* EXTRAIT
"Le Cycle d'Elric" : du sang et des âmes pour le Seigneur Arioch

Voici enfin la version française définitive de la saga d’Elric de Melniboné de Michael Moorcock réunie en seul volume Omnibus : on découvre les romans classiques ainsi que deux nouvelles inédites, assortis d’une préface de l’auteur et d’un essai.

Le Loup Blanc, le Voleur d’Âmes albinos, incarnation d’un esprit nihiliste et décadent, devisant du cours du monde et de l’équilibre des forces telluriques et cosmiques, Loi, Chaos et Balance, Esprits Animaux, Élémentaires, démons et merveilles du multivers, où tout coexiste simultanément, passé, présent et avenir se confondant dans le mirage des destinées.

Anti-héros tout droit sorti des années existentialistes, grugeant son peuple et sa race supérieure, lui qui annihile son royaume de drogues et de plaisirs interlopes, bourreau d’une contrée jadis triomphante au nom de sa « pax romana » gagnée au son des hurlements soumis de ses troupeaux d’esclaves, Elric, l’anti-Conan, pourfendeur des clichés de la Sword & Sorcery à la mode Robert Howard (mais ô combien admirable elle-même !), revient dans ce volume épais pour pleurer sur ses malheurs et répandre le sang de ses ennemis consacré à son seigneur le Duc des Épées, Arioch. Et entre deux massacres, il nous gratifie d’un paragraphe ou deux que n’eût point renié le Camus de Caligula ou du Mythe de Sisyphe !

On appréciera l’ordre chronologique rétabli par l’auteur : Elric des Dragons, La Forteresse de la Perle, (roman original et décalé, où Elric, à défaut d’explorer un plan parallèle s’aventure dans des contrées oniriques qui doivent sans doute quelque chose aux nouvelles de Lovecraft), Le Navigateur sur les Mers du Destin (peut-être le chef d’œuvre de la saga), Elric le Nécromancien (recueil de trois nouvelles à la forme maladroite), La Sorcière Dormante (au titre trompeur, celle-ci se réveillant bien vite…), La Revanche de la Rose (le roman le plus obscur et ésotérique du cycle), L’Épée Noire, Stormbringer (ou l’Apocalypse dans les Jeunes Royaumes), et enfin Elric à la fin des temps, sorte de parabole faisant référence à d’autres éléments de la « méta-saga » du Champion Éternel.

Cet ordre a un prix : celui de la cohérence narrative et de la qualité littéraire. On connaît l’idiosyncrasie de l’auteur : des idées stupéfiantes souvent malmenées par un style télégraphique et précipité, inhérent à la rapidité de rédaction et au stakhanovisme de Moorcock, inventeur et seul praticien du soap opera fantastique/sword & sorcery/steampunk/post-apocalyptique. Lire à la suite les errances (ou les errements…) d’Elric, c’est voyager dans une forêt stylistique étrange, où le meilleur côtoie le grotesque et où quelques détails chronologiques détonnent avec l’ensemble.

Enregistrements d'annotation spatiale

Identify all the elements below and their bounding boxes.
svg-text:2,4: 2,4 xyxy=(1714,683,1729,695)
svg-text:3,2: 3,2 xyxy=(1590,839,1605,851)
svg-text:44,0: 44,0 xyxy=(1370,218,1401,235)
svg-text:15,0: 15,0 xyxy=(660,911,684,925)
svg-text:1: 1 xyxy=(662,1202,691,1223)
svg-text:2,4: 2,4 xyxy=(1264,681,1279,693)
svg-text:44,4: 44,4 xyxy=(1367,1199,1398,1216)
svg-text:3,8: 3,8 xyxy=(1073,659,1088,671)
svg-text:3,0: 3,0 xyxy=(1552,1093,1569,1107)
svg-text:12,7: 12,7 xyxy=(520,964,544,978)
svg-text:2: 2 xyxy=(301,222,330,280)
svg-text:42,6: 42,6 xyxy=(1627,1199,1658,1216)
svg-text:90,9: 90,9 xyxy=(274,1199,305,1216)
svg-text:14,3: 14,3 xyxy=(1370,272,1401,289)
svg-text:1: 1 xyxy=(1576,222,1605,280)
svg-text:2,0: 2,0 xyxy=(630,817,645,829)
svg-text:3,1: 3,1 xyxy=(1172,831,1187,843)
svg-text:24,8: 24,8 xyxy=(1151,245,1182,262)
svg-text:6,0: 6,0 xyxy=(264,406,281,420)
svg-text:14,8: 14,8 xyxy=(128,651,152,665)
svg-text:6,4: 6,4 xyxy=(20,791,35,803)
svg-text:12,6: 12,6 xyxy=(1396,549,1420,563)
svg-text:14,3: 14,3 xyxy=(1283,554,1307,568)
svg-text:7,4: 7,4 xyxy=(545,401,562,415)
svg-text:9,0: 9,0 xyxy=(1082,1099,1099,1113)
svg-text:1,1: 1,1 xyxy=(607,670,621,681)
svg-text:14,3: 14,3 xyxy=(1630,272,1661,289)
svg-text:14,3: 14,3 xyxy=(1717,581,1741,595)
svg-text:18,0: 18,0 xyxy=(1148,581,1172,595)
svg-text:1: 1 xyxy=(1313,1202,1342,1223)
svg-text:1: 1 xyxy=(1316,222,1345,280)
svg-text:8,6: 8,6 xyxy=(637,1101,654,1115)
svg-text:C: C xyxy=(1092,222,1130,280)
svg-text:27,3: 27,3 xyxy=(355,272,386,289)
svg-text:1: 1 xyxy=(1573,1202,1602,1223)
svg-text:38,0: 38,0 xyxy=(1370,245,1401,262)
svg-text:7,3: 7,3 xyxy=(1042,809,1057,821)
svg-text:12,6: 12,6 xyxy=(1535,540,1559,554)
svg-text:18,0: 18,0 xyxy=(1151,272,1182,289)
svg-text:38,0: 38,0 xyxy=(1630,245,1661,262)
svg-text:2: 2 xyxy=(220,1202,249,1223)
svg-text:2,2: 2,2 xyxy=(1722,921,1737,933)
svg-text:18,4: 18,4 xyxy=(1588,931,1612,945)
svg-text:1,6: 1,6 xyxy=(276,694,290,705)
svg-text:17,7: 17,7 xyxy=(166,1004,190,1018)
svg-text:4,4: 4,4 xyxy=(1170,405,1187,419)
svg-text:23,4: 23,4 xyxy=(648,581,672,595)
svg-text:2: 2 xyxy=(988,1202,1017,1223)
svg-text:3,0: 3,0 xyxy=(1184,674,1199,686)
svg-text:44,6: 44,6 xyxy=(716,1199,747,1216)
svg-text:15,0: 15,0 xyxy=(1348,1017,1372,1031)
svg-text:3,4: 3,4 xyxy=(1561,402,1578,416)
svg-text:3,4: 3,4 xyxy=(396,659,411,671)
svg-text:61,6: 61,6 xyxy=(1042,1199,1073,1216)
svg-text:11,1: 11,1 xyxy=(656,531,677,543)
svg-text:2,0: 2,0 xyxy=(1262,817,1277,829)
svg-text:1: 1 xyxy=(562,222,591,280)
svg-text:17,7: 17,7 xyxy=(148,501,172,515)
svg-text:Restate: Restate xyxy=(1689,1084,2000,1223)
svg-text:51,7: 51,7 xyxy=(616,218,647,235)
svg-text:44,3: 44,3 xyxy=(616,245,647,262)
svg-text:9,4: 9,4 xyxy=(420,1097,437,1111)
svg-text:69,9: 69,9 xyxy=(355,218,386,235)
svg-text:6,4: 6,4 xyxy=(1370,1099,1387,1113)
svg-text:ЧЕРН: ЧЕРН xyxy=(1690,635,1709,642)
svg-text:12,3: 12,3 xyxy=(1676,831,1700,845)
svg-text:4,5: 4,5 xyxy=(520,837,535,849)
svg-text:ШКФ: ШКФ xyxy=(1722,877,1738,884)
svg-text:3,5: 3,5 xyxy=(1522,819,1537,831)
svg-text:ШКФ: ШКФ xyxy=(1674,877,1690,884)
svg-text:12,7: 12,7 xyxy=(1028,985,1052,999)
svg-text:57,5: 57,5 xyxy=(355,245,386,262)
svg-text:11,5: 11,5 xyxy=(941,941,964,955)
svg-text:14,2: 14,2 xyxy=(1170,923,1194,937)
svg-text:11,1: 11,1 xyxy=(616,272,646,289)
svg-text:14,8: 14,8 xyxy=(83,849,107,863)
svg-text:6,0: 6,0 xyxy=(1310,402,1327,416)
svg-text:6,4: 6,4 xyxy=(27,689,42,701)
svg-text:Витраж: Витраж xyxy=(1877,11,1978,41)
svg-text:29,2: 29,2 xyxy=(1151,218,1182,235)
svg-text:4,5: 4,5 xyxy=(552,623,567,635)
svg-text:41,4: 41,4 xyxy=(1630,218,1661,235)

* TÂCHES
1/ Répondez à ces questions d'après l'extrait :
(a) Combien de nouvelles inédites le volume Omnibus contient-il ?
(b) Quel titre porte le seigneur d'Elric, Arioch ?
(c) Quel roman est présenté comme le plus obscur et ésotérique du cycle ?
2/ Mettez à jour le passage de l'extrait compris entre « Anti-héros tout droit » et « de Sisyphe ! », bornes incluses, en remplaçant « massacres » par « combats ».
3/ Traduisez en anglais cette phrase de l'extrait : « Cet ordre a un prix : celui de la cohérence narrative et de la qualité littéraire. »
Seul l'extrait sert de source.

* RÉSULTATS
1/
(a) Deux.
(b) Le Duc des Épées.
(c) La Revanche de la Rose.

2/
Anti-héros tout droit sorti des années existentialistes, grugeant son peuple et sa race supérieure, lui qui annihile son royaume de drogues et de plaisirs interlopes, bourreau d’une contrée jadis triomphante au nom de sa « pax romana » gagnée au son des hurlements soumis de ses troupeaux d’esclaves, Elric, l’anti-Conan, pourfendeur des clichés de la Sword & Sorcery à la mode Robert Howard (mais ô combien admirable elle-même !), revient dans ce volume épais pour pleurer sur ses malheurs et répandre le sang de ses ennemis consacré à son seigneur le Duc des Épées, Arioch. Et entre deux combats, il nous gratifie d’un paragraphe ou deux que n’eût point renié le Camus de Caligula ou du Mythe de Sisyphe !

3/ This order comes at a price: that of narrative coherence and literary quality.